* _Stated problem_
Find the string "maladie" in the listing and report every line that has it.

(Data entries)
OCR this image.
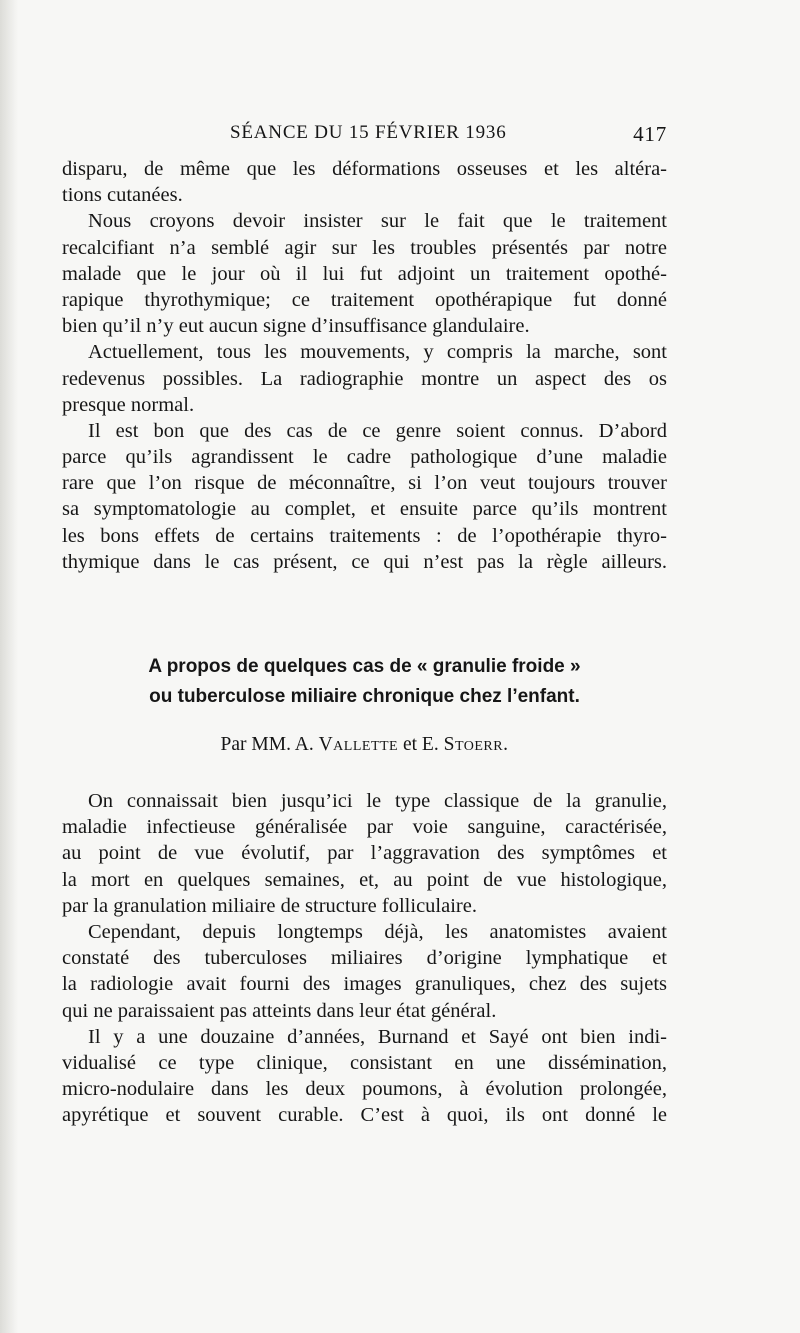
SÉANCE DU 15 FÉVRIER 1936	417
disparu, de même que les déformations osseuses et les altéra-
tions cutanées.
Nous croyons devoir insister sur le fait que le traitement
recalcifiant n’a semblé agir sur les troubles présentés par notre
malade que le jour où il lui fut adjoint un traitement opothé-
rapique thyrothymique; ce traitement opothérapique fut donné
bien qu’il n’y eut aucun signe d’insuffisance glandulaire.
Actuellement, tous les mouvements, y compris la marche, sont
redevenus possibles. La radiographie montre un aspect des os
presque normal.
Il est bon que des cas de ce genre soient connus. D’abord
parce qu’ils agrandissent le cadre pathologique d’une maladie
rare que l’on risque de méconnaître, si l’on veut toujours trouver
sa symptomatologie au complet, et ensuite parce qu’ils montrent
les bons effets de certains traitements : de l’opothérapie thyro-
thymique dans le cas présent, ce qui n’est pas la règle ailleurs.
A propos de quelques cas de « granulie froide »
ou tuberculose miliaire chronique chez l’enfant.
Par MM. A. Vallette et E. Stoerr.
On connaissait bien jusqu’ici le type classique de la granulie,
maladie infectieuse généralisée par voie sanguine, caractérisée,
au point de vue évolutif, par l’aggravation des symptômes et
la mort en quelques semaines, et, au point de vue histologique,
par la granulation miliaire de structure folliculaire.
Cependant, depuis longtemps déjà, les anatomistes avaient
constaté des tuberculoses miliaires d’origine lymphatique et
la radiologie avait fourni des images granuliques, chez des sujets
qui ne paraissaient pas atteints dans leur état général.
Il y a une douzaine d’années, Burnand et Sayé ont bien indi-
vidualisé ce type clinique, consistant en une dissémination,
micro-nodulaire dans les deux poumons, à évolution prolongée,
apyrétique et souvent curable. C’est à quoi, ils ont donné le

* _Answer to the problem_
parce qu’ils agrandissent le cadre pathologique d’une maladie
maladie infectieuse généralisée par voie sanguine, caractérisée,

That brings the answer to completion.